§ **WHAT IS EXPECTED**: Reproduce the data below in full and exclude every picture.

= = = =

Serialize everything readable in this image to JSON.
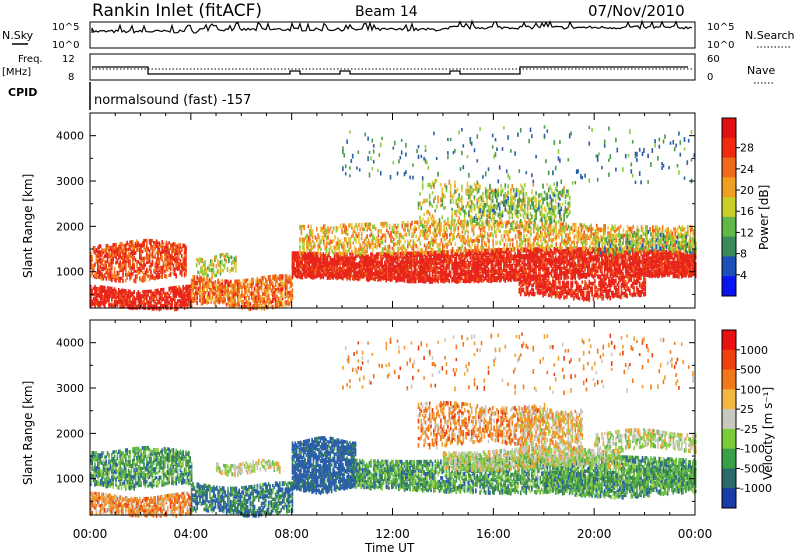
{
  "header": {
    "station": "Rankin Inlet (fitACF)",
    "beam": "Beam 14",
    "date": "07/Nov/2010"
  },
  "top_panels": {
    "nsky_label": "N.Sky",
    "nsky_ticks": [
      "10^5",
      "10^0"
    ],
    "nsearch_label": "N.Search",
    "nsearch_ticks": [
      "10^5",
      "10^0"
    ],
    "freq_label_1": "Freq.",
    "freq_label_2": "[MHz]",
    "freq_ticks": [
      "12",
      "8"
    ],
    "nave_label": "Nave",
    "nave_ticks": [
      "60",
      "0"
    ],
    "cpid_label": "CPID",
    "cpid_text": "normalsound (fast) -157"
  },
  "chart_data": [
    {
      "type": "heatmap",
      "panel": "power",
      "xlabel": "",
      "ylabel": "Slant Range [km]",
      "yticks": [
        "1000",
        "2000",
        "3000",
        "4000"
      ],
      "ylim": [
        200,
        4500
      ],
      "xlim_hours": [
        0,
        24
      ],
      "colorbar": {
        "label": "Power [dB]",
        "ticks": [
          "4",
          "8",
          "12",
          "16",
          "20",
          "24",
          "28"
        ],
        "colors": [
          "#0a14f0",
          "#1c4fb8",
          "#3a8a5c",
          "#5fb848",
          "#c8d028",
          "#f0a020",
          "#f06a18",
          "#f02a10",
          "#e01010"
        ]
      },
      "colors": [
        "#e8251a",
        "#f05a1c",
        "#f48a22",
        "#e8c63a",
        "#8ccc3c",
        "#4a9a4c",
        "#2a5ea8"
      ]
    },
    {
      "type": "heatmap",
      "panel": "velocity",
      "xlabel": "Time UT",
      "ylabel": "Slant Range [km]",
      "yticks": [
        "1000",
        "2000",
        "3000",
        "4000"
      ],
      "ylim": [
        200,
        4500
      ],
      "xticks": [
        "00:00",
        "04:00",
        "08:00",
        "12:00",
        "16:00",
        "20:00",
        "00:00"
      ],
      "colorbar": {
        "label": "Velocity [m s⁻¹]",
        "ticks": [
          "1000",
          "500",
          "100",
          "25",
          "-25",
          "-100",
          "-500",
          "-1000"
        ],
        "colors": [
          "#1a3aa8",
          "#2a6a68",
          "#3aa048",
          "#7acc3a",
          "#c8c8c0",
          "#f0b840",
          "#f07818",
          "#f04010",
          "#e81010"
        ]
      },
      "colors": [
        "#2a5ea8",
        "#3c8a4c",
        "#5cb84a",
        "#9ad04a",
        "#c8c8c0",
        "#f0a030",
        "#f07820",
        "#e84010"
      ]
    }
  ]
}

= = = =

§ **FULL SOLUTION**:
Serialize everything readable in this image to JSON.
{
  "header": {
    "station": "Rankin Inlet (fitACF)",
    "beam": "Beam 14",
    "date": "07/Nov/2010"
  },
  "top_panels": {
    "nsky_label": "N.Sky",
    "nsky_ticks": [
      "10^5",
      "10^0"
    ],
    "nsearch_label": "N.Search",
    "nsearch_ticks": [
      "10^5",
      "10^0"
    ],
    "freq_label_1": "Freq.",
    "freq_label_2": "[MHz]",
    "freq_ticks": [
      "12",
      "8"
    ],
    "nave_label": "Nave",
    "nave_ticks": [
      "60",
      "0"
    ],
    "cpid_label": "CPID",
    "cpid_text": "normalsound (fast) -157"
  },
  "chart_data": [
    {
      "type": "heatmap",
      "panel": "power",
      "xlabel": "",
      "ylabel": "Slant Range [km]",
      "yticks": [
        "1000",
        "2000",
        "3000",
        "4000"
      ],
      "ylim": [
        200,
        4500
      ],
      "xlim_hours": [
        0,
        24
      ],
      "colorbar": {
        "label": "Power [dB]",
        "ticks": [
          "4",
          "8",
          "12",
          "16",
          "20",
          "24",
          "28"
        ],
        "colors": [
          "#0a14f0",
          "#1c4fb8",
          "#3a8a5c",
          "#5fb848",
          "#c8d028",
          "#f0a020",
          "#f06a18",
          "#f02a10",
          "#e01010"
        ]
      },
      "colors": [
        "#e8251a",
        "#f05a1c",
        "#f48a22",
        "#e8c63a",
        "#8ccc3c",
        "#4a9a4c",
        "#2a5ea8"
      ]
    },
    {
      "type": "heatmap",
      "panel": "velocity",
      "xlabel": "Time UT",
      "ylabel": "Slant Range [km]",
      "yticks": [
        "1000",
        "2000",
        "3000",
        "4000"
      ],
      "ylim": [
        200,
        4500
      ],
      "xticks": [
        "00:00",
        "04:00",
        "08:00",
        "12:00",
        "16:00",
        "20:00",
        "00:00"
      ],
      "colorbar": {
        "label": "Velocity [m s⁻¹]",
        "ticks": [
          "1000",
          "500",
          "100",
          "25",
          "-25",
          "-100",
          "-500",
          "-1000"
        ],
        "colors": [
          "#1a3aa8",
          "#2a6a68",
          "#3aa048",
          "#7acc3a",
          "#c8c8c0",
          "#f0b840",
          "#f07818",
          "#f04010",
          "#e81010"
        ]
      },
      "colors": [
        "#2a5ea8",
        "#3c8a4c",
        "#5cb84a",
        "#9ad04a",
        "#c8c8c0",
        "#f0a030",
        "#f07820",
        "#e84010"
      ]
    }
  ]
}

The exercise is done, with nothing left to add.